── PAGE ──

Stonewall Resources () is an Australian gold mining company with exploration and development operations in New South Wales, Australia and Mpumalanga Province, South Africa.

History
The company was founded in 2008 as Meridien Resources Limited. Early on the main focus of the company was the development of the Lucky Draw gold tailings dam in Burraga, New South Wales. The company was listed on the Australian Securities Exchange in 2011 under the symbol MRJ. (The similarly named Meridian Minerals Limited was also listed on the ASX under the symbol MII.) In 2012, the company expanded by acquiring Stonewall Resources, a South Africa focused miner, and renamed the company after the target.

The company entered into a share sale agreement with a Chinese buyer in November 2013. Shandong Qixing Iron Tower Co., Ltd, a subsidiary of the Qixing Group listed on the Shenzhen Stock Exchange, entered into the Sale Share Agreement with Stonewall for a purchase price of US$141 million for 100% shares of Stonewall Mining, the subsidiary of the company holding the South African assets. However, the deal was terminated by SQIT before completion. SQIT would later be acquired in 2014 by the Longyue Group and was renamed the Northcom Group.

───
── LISTING ──

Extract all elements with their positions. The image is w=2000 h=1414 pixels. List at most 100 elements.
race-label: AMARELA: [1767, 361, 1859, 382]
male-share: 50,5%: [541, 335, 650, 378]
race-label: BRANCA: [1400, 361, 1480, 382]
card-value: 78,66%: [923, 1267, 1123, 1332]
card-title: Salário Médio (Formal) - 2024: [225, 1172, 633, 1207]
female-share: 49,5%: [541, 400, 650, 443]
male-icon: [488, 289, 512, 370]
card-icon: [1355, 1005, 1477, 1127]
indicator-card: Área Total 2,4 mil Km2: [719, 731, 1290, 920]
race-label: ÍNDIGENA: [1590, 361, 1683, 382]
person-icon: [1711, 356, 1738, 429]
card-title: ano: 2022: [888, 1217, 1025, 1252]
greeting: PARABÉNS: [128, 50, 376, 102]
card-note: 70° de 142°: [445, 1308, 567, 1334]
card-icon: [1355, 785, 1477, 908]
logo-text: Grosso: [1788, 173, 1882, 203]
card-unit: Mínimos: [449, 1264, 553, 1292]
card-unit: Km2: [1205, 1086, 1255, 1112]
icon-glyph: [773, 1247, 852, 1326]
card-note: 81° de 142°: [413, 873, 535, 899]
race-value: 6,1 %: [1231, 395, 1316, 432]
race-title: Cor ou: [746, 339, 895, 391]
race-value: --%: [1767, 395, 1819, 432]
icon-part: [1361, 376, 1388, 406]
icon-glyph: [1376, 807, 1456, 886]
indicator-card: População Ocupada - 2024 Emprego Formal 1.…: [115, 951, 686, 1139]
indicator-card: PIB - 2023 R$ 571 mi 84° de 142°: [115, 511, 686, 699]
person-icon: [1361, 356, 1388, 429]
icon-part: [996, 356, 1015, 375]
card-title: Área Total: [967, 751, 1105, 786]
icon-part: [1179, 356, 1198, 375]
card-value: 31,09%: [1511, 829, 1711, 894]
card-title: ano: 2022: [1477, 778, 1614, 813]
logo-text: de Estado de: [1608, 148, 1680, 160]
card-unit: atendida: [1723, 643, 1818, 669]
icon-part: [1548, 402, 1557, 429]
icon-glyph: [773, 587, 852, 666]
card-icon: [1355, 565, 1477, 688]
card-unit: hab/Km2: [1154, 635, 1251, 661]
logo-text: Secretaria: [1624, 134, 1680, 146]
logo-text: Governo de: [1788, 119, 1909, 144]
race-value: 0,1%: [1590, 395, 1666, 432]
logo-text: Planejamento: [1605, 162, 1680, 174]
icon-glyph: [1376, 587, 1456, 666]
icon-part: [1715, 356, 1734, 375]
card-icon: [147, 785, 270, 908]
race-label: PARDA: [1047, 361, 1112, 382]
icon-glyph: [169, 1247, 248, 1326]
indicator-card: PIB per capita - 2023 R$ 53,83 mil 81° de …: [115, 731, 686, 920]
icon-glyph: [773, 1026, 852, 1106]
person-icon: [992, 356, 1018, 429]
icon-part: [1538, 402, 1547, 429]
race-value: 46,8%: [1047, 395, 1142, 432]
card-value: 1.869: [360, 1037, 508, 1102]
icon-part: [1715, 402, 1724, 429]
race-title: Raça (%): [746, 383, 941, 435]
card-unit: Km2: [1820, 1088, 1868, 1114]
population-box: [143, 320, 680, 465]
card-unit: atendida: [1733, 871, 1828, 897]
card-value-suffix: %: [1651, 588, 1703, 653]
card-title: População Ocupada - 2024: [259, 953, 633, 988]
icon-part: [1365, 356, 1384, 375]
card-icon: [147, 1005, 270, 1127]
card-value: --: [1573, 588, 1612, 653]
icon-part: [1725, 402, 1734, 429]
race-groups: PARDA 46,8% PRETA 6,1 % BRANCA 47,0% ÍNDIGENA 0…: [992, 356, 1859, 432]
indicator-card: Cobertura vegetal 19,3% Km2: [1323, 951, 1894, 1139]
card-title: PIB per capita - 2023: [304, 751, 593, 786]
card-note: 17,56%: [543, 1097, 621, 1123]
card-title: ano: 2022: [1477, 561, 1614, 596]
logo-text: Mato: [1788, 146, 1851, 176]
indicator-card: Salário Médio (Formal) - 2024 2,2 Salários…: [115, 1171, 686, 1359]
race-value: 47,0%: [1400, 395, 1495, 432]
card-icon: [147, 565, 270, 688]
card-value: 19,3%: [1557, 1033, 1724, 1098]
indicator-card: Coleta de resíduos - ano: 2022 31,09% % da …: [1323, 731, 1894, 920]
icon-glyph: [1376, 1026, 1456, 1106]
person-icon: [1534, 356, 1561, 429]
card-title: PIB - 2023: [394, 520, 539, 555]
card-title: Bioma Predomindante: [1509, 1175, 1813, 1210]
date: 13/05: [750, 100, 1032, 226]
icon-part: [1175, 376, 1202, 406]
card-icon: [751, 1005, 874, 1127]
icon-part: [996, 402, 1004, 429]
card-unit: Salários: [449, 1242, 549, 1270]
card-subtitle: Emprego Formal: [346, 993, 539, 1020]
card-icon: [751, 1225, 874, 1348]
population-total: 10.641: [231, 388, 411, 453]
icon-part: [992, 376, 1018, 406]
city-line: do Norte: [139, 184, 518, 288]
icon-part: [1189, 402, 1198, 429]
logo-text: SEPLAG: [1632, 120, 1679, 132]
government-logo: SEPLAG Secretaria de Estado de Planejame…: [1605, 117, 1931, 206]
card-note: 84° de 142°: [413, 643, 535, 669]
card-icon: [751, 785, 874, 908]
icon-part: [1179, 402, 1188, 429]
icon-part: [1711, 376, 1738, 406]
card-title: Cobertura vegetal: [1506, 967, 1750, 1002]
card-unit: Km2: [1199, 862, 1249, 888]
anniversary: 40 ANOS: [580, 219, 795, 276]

───

(YOUR TASKS)
**A)** Print the part of the Stonewall Resources article starting with "Stonewall Resources ()" and going on through "after the target.".
**B)** Answer these questions using the Stonewall Resources article:
(i) Under what name was the company founded in 2008?
(ii) What purchase price did the Sale Share Agreement set for all shares of Stonewall Mining?
(iii) What was SQIT renamed after its acquisition in 2014?
**C)** Pick up the Stonewall Resources article after its final sentence and write what comes next.
The items above are separate from the Stonewall Resources article.

(ANSWERS PER TASK)
**A)**
Stonewall Resources () is an Australian gold mining company with exploration and development operations in New South Wales, Australia and Mpumalanga Province, South Africa.

History
The company was founded in 2008 as Meridien Resources Limited. Early on the main focus of the company was the development of the Lucky Draw gold tailings dam in Burraga, New South Wales. The company was listed on the Australian Securities Exchange in 2011 under the symbol MRJ. (The similarly named Meridian Minerals Limited was also listed on the ASX under the symbol MII.) In 2012, the company expanded by acquiring Stonewall Resources, a South Africa focused miner, and renamed the company after the target.

**B)**
(i) Meridien Resources Limited
(ii) US$141 million
(iii) The Northcom Group

**C)**
Projects
In Mpumalanga Province, the company is developing the Transvaal Gold Mining Estates (TGME) project, which consists of open pit and underground mines in an area near the historic gold mining towns of Pilgrims Rest and Sabie. Within the TGME project is the refurbishment of the Rietfontein underground gold mine. The company is also refurbishing a processing plant in the area. Within the TGME project, exploration work was ongoing in 2018 for a gold discovery at Theta Hill with the use of two diamond rigs and a reverse circulation rig.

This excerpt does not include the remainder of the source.